What needs to be done: Reproduce the data with every "candle-body" swapped for "candlestick-body", leaving everything else unchanged.

Given records:
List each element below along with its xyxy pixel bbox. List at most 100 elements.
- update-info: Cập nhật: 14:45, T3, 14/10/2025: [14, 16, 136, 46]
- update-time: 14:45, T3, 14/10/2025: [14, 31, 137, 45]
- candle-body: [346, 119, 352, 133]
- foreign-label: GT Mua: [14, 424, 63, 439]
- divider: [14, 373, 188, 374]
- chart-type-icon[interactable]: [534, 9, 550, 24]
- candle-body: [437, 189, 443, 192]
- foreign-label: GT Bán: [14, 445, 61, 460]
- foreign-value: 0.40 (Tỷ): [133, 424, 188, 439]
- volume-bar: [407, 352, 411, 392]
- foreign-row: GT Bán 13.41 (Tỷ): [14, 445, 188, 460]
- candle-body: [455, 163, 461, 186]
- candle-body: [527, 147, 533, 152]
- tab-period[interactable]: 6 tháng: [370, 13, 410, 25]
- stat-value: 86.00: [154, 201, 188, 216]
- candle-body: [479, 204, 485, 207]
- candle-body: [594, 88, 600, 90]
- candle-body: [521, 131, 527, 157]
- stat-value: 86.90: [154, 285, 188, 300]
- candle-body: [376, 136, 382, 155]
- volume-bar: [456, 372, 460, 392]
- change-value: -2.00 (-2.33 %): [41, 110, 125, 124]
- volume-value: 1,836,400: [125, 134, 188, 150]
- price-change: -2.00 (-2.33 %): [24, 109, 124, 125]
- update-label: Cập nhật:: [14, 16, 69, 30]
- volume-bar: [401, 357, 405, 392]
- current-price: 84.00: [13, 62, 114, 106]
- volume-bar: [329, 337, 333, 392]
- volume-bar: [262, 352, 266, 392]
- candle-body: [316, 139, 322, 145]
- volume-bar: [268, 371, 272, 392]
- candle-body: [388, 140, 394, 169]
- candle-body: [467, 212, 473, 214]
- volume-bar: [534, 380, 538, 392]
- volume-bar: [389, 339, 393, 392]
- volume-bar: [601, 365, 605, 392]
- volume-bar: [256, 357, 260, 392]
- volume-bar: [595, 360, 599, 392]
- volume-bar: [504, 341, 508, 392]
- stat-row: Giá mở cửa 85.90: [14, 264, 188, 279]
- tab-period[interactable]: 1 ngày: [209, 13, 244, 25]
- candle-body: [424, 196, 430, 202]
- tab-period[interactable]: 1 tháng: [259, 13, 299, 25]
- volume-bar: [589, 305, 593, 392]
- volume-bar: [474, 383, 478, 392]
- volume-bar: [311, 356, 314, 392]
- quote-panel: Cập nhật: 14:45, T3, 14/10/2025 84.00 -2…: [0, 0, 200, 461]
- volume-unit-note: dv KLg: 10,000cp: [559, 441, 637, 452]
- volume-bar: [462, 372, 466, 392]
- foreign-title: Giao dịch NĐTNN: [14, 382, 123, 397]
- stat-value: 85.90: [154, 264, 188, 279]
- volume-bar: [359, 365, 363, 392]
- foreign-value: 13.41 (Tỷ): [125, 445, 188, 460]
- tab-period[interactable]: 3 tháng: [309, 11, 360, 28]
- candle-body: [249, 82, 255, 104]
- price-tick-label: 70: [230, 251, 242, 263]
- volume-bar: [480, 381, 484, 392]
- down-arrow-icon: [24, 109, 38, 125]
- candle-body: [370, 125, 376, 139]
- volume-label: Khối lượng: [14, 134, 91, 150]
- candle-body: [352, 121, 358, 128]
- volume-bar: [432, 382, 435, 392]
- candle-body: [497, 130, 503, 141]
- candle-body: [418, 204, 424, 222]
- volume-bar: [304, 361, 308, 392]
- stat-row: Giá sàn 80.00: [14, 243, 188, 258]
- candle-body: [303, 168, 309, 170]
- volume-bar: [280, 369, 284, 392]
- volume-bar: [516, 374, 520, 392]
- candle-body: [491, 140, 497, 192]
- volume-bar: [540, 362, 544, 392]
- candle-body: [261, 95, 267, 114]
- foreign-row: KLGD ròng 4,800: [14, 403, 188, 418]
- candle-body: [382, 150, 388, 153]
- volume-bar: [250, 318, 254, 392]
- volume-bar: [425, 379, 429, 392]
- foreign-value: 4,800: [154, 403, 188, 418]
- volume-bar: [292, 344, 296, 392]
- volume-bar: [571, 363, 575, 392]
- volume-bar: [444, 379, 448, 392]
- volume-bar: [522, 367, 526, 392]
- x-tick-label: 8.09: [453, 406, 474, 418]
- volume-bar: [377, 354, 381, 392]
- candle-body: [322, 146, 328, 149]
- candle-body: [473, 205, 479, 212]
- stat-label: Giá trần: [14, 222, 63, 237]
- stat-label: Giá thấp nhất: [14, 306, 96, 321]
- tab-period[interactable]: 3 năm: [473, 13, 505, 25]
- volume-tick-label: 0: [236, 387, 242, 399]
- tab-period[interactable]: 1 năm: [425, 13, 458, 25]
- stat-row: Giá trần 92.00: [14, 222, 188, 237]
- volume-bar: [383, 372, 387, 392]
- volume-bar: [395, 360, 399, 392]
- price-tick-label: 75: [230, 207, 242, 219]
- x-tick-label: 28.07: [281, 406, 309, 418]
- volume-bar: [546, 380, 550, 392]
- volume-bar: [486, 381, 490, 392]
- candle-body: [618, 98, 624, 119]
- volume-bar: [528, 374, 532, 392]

Solution:
List each element below along with its xyxy pixel bbox. List at most 100 elements.
- update-info: Cập nhật: 14:45, T3, 14/10/2025: [14, 16, 136, 46]
- update-time: 14:45, T3, 14/10/2025: [14, 31, 137, 45]
- candlestick-body: [346, 119, 352, 133]
- foreign-label: GT Mua: [14, 424, 63, 439]
- divider: [14, 373, 188, 374]
- chart-type-icon[interactable]: [534, 9, 550, 24]
- candlestick-body: [437, 189, 443, 192]
- foreign-label: GT Bán: [14, 445, 61, 460]
- foreign-value: 0.40 (Tỷ): [133, 424, 188, 439]
- volume-bar: [407, 352, 411, 392]
- foreign-row: GT Bán 13.41 (Tỷ): [14, 445, 188, 460]
- candlestick-body: [455, 163, 461, 186]
- candlestick-body: [527, 147, 533, 152]
- tab-period[interactable]: 6 tháng: [370, 13, 410, 25]
- stat-value: 86.00: [154, 201, 188, 216]
- candlestick-body: [479, 204, 485, 207]
- candlestick-body: [594, 88, 600, 90]
- candlestick-body: [521, 131, 527, 157]
- stat-value: 86.90: [154, 285, 188, 300]
- candlestick-body: [376, 136, 382, 155]
- volume-bar: [456, 372, 460, 392]
- change-value: -2.00 (-2.33 %): [41, 110, 125, 124]
- volume-value: 1,836,400: [125, 134, 188, 150]
- price-change: -2.00 (-2.33 %): [24, 109, 124, 125]
- update-label: Cập nhật:: [14, 16, 69, 30]
- volume-bar: [401, 357, 405, 392]
- current-price: 84.00: [13, 62, 114, 106]
- volume-bar: [329, 337, 333, 392]
- volume-bar: [262, 352, 266, 392]
- candlestick-body: [316, 139, 322, 145]
- volume-bar: [268, 371, 272, 392]
- candlestick-body: [388, 140, 394, 169]
- candlestick-body: [467, 212, 473, 214]
- volume-bar: [534, 380, 538, 392]
- volume-bar: [389, 339, 393, 392]
- volume-bar: [601, 365, 605, 392]
- volume-bar: [256, 357, 260, 392]
- volume-bar: [595, 360, 599, 392]
- volume-bar: [504, 341, 508, 392]
- stat-row: Giá mở cửa 85.90: [14, 264, 188, 279]
- tab-period[interactable]: 1 ngày: [209, 13, 244, 25]
- candlestick-body: [424, 196, 430, 202]
- tab-period[interactable]: 1 tháng: [259, 13, 299, 25]
- volume-bar: [589, 305, 593, 392]
- volume-bar: [474, 383, 478, 392]
- volume-bar: [311, 356, 314, 392]
- quote-panel: Cập nhật: 14:45, T3, 14/10/2025 84.00 -2…: [0, 0, 200, 461]
- volume-unit-note: dv KLg: 10,000cp: [559, 441, 637, 452]
- volume-bar: [462, 372, 466, 392]
- foreign-title: Giao dịch NĐTNN: [14, 382, 123, 397]
- stat-value: 85.90: [154, 264, 188, 279]
- volume-bar: [359, 365, 363, 392]
- foreign-value: 13.41 (Tỷ): [125, 445, 188, 460]
- tab-period[interactable]: 3 tháng: [309, 11, 360, 28]
- candlestick-body: [249, 82, 255, 104]
- price-tick-label: 70: [230, 251, 242, 263]
- volume-bar: [480, 381, 484, 392]
- down-arrow-icon: [24, 109, 38, 125]
- candlestick-body: [370, 125, 376, 139]
- volume-label: Khối lượng: [14, 134, 91, 150]
- candlestick-body: [352, 121, 358, 128]
- volume-bar: [432, 382, 435, 392]
- candlestick-body: [497, 130, 503, 141]
- candlestick-body: [418, 204, 424, 222]
- volume-bar: [304, 361, 308, 392]
- stat-row: Giá sàn 80.00: [14, 243, 188, 258]
- candlestick-body: [303, 168, 309, 170]
- volume-bar: [280, 369, 284, 392]
- volume-bar: [516, 374, 520, 392]
- candlestick-body: [491, 140, 497, 192]
- volume-bar: [540, 362, 544, 392]
- candlestick-body: [261, 95, 267, 114]
- foreign-row: KLGD ròng 4,800: [14, 403, 188, 418]
- candlestick-body: [382, 150, 388, 153]
- volume-bar: [250, 318, 254, 392]
- volume-bar: [425, 379, 429, 392]
- foreign-value: 4,800: [154, 403, 188, 418]
- volume-bar: [292, 344, 296, 392]
- volume-bar: [571, 363, 575, 392]
- volume-bar: [444, 379, 448, 392]
- volume-bar: [522, 367, 526, 392]
- x-tick-label: 8.09: [453, 406, 474, 418]
- volume-bar: [377, 354, 381, 392]
- candlestick-body: [322, 146, 328, 149]
- candlestick-body: [473, 205, 479, 212]
- stat-label: Giá trần: [14, 222, 63, 237]
- stat-label: Giá thấp nhất: [14, 306, 96, 321]
- tab-period[interactable]: 3 năm: [473, 13, 505, 25]
- volume-tick-label: 0: [236, 387, 242, 399]
- tab-period[interactable]: 1 năm: [425, 13, 458, 25]
- stat-row: Giá trần 92.00: [14, 222, 188, 237]
- volume-bar: [383, 372, 387, 392]
- volume-bar: [395, 360, 399, 392]
- price-tick-label: 75: [230, 207, 242, 219]
- x-tick-label: 28.07: [281, 406, 309, 418]
- volume-bar: [546, 380, 550, 392]
- volume-bar: [486, 381, 490, 392]
- candlestick-body: [618, 98, 624, 119]
- volume-bar: [528, 374, 532, 392]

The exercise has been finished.